■ Exercise
Go through the entries below, tally each line with the string "taotao", and give the final number by itself.

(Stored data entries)
[BEGIN]
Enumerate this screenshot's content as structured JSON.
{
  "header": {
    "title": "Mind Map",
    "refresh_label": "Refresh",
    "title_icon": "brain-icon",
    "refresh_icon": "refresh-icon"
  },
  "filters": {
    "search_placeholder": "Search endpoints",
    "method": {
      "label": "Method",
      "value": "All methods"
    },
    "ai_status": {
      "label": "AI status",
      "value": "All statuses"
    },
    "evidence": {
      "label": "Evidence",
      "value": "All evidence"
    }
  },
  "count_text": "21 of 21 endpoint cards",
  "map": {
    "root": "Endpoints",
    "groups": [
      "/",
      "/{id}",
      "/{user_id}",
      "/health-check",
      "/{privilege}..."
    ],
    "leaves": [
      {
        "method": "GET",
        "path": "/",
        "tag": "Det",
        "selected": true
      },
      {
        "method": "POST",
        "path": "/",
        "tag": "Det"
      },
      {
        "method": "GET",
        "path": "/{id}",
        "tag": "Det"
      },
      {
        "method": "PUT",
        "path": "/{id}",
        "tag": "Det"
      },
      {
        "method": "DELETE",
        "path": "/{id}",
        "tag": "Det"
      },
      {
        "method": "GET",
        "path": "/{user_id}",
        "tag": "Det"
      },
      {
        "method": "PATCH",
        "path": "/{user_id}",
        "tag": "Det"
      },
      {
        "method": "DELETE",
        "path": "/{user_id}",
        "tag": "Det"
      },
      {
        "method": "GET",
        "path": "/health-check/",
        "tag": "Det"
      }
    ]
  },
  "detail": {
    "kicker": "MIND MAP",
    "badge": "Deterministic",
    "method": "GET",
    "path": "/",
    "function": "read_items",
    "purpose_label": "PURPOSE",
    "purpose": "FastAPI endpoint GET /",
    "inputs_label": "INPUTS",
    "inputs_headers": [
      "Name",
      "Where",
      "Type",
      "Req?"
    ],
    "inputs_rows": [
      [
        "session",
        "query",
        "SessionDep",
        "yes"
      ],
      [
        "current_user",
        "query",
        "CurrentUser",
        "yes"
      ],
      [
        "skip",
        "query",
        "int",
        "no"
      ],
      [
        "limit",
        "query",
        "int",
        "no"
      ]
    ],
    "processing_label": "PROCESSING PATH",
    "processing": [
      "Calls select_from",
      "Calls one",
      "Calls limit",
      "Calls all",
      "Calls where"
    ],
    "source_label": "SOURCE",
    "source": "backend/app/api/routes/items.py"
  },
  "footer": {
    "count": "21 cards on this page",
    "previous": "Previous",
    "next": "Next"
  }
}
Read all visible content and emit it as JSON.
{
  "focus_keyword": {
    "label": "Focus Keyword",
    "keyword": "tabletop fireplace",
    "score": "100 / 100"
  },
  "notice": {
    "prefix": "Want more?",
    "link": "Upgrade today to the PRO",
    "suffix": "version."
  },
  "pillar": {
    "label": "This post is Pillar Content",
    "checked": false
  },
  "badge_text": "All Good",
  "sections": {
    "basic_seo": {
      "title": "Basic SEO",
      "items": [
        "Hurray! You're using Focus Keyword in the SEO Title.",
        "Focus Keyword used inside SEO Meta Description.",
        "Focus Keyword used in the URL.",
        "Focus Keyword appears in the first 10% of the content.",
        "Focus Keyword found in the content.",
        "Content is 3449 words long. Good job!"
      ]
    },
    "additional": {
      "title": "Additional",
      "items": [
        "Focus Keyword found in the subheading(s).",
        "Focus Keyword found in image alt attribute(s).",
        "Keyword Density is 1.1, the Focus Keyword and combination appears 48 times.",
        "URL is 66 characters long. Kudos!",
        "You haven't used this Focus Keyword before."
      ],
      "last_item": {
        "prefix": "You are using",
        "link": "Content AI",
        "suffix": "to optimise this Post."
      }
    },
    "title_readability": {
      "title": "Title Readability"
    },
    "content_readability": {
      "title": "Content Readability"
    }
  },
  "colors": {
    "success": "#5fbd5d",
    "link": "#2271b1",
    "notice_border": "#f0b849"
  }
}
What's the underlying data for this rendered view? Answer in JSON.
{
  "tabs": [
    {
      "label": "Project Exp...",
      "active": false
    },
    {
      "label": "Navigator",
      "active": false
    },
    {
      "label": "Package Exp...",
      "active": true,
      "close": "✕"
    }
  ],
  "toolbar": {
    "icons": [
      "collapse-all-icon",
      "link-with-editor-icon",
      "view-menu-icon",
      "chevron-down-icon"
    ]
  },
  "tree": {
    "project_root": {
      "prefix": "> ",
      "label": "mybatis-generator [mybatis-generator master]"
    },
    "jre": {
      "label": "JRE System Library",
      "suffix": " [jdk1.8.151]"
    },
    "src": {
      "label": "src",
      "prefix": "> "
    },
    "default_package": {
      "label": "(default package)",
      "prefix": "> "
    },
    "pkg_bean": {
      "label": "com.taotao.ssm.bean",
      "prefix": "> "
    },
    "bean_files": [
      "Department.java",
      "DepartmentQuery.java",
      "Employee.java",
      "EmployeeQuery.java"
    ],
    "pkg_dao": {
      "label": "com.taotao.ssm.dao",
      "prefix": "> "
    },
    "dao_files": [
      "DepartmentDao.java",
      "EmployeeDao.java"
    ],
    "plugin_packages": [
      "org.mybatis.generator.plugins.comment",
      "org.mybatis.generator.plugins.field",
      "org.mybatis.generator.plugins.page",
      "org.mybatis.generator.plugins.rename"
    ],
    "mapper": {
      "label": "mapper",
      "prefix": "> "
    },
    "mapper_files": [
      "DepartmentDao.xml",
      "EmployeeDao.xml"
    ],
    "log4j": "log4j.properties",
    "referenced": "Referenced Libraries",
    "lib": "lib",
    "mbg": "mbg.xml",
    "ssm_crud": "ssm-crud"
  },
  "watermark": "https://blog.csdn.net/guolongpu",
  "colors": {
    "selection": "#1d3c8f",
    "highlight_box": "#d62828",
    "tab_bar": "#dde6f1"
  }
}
[END]
[BEGIN]
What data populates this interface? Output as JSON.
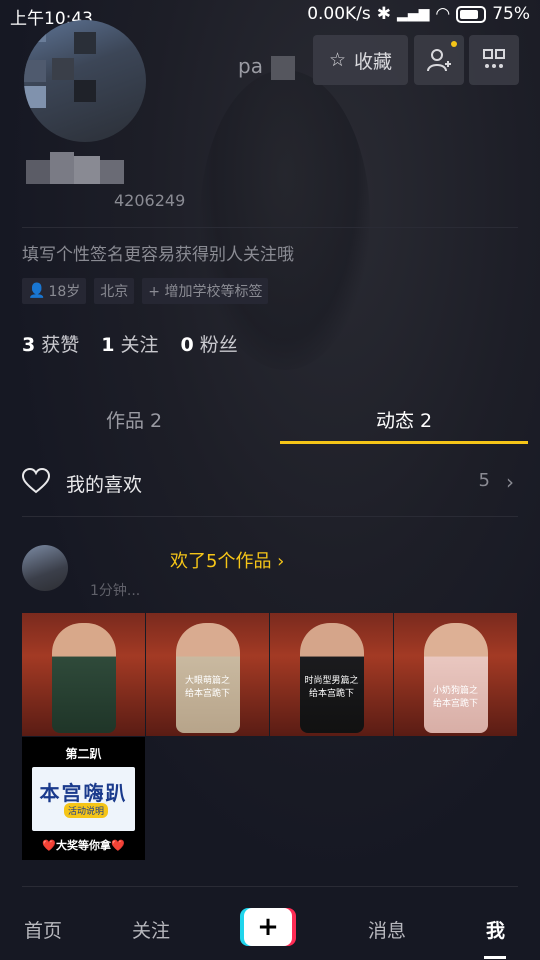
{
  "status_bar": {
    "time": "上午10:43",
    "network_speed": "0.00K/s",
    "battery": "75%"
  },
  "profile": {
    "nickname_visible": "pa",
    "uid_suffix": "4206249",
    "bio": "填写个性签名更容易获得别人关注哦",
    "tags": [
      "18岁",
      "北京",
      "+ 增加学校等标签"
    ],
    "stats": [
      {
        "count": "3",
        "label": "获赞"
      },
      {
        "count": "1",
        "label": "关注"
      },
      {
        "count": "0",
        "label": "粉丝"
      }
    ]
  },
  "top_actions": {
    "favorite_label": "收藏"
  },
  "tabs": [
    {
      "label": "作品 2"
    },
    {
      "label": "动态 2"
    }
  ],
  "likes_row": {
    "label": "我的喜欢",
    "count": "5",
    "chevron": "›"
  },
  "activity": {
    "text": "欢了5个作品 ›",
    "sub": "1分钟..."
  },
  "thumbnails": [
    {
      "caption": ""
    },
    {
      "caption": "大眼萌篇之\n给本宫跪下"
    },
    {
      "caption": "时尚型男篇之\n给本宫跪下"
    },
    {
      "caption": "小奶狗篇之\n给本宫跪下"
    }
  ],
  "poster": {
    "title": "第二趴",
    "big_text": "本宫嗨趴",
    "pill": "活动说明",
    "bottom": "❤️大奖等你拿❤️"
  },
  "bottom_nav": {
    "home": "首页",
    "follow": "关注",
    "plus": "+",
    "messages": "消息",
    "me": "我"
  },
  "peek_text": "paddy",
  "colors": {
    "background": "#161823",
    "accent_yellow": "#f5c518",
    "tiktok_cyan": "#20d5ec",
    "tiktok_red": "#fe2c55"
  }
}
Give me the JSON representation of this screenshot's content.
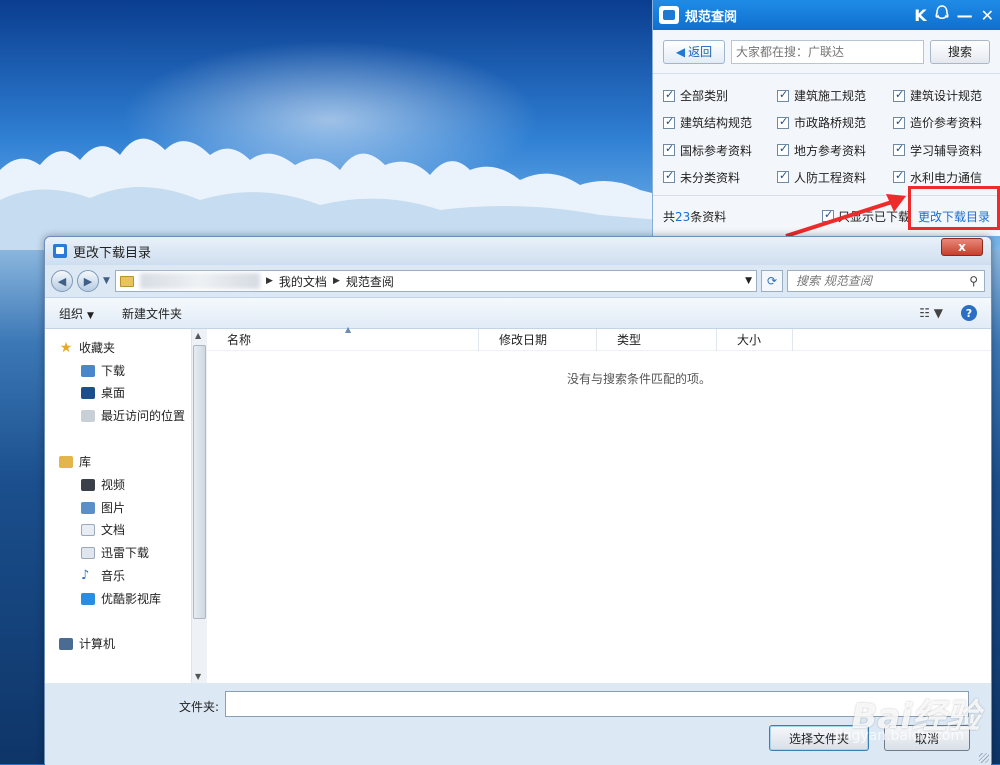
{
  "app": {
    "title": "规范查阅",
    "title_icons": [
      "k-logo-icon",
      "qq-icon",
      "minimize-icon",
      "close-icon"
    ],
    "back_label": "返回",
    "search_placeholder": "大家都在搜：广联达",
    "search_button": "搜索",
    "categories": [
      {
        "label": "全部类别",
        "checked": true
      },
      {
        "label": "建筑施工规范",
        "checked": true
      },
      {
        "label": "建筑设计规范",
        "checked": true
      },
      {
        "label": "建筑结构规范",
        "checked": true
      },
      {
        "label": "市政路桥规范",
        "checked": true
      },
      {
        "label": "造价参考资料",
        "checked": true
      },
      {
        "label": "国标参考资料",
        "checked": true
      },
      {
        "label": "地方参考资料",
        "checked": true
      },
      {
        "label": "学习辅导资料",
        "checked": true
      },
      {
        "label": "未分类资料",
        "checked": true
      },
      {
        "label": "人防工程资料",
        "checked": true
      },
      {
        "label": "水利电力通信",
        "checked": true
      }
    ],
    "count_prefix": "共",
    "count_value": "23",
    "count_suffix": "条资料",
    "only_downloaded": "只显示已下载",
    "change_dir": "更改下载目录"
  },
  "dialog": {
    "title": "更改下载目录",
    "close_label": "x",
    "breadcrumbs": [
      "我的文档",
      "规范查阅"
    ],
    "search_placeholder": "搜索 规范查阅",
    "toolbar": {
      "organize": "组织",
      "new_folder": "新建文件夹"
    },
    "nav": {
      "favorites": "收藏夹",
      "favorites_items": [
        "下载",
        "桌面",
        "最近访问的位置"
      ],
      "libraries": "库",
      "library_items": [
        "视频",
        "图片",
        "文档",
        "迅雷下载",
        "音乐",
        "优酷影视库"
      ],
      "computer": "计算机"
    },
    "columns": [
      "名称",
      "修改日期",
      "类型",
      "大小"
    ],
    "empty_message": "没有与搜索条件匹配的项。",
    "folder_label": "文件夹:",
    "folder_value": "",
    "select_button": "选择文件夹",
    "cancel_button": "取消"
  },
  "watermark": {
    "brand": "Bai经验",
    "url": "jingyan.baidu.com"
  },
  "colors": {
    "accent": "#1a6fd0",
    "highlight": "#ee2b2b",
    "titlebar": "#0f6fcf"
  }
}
[END]
■ Answer to this task
2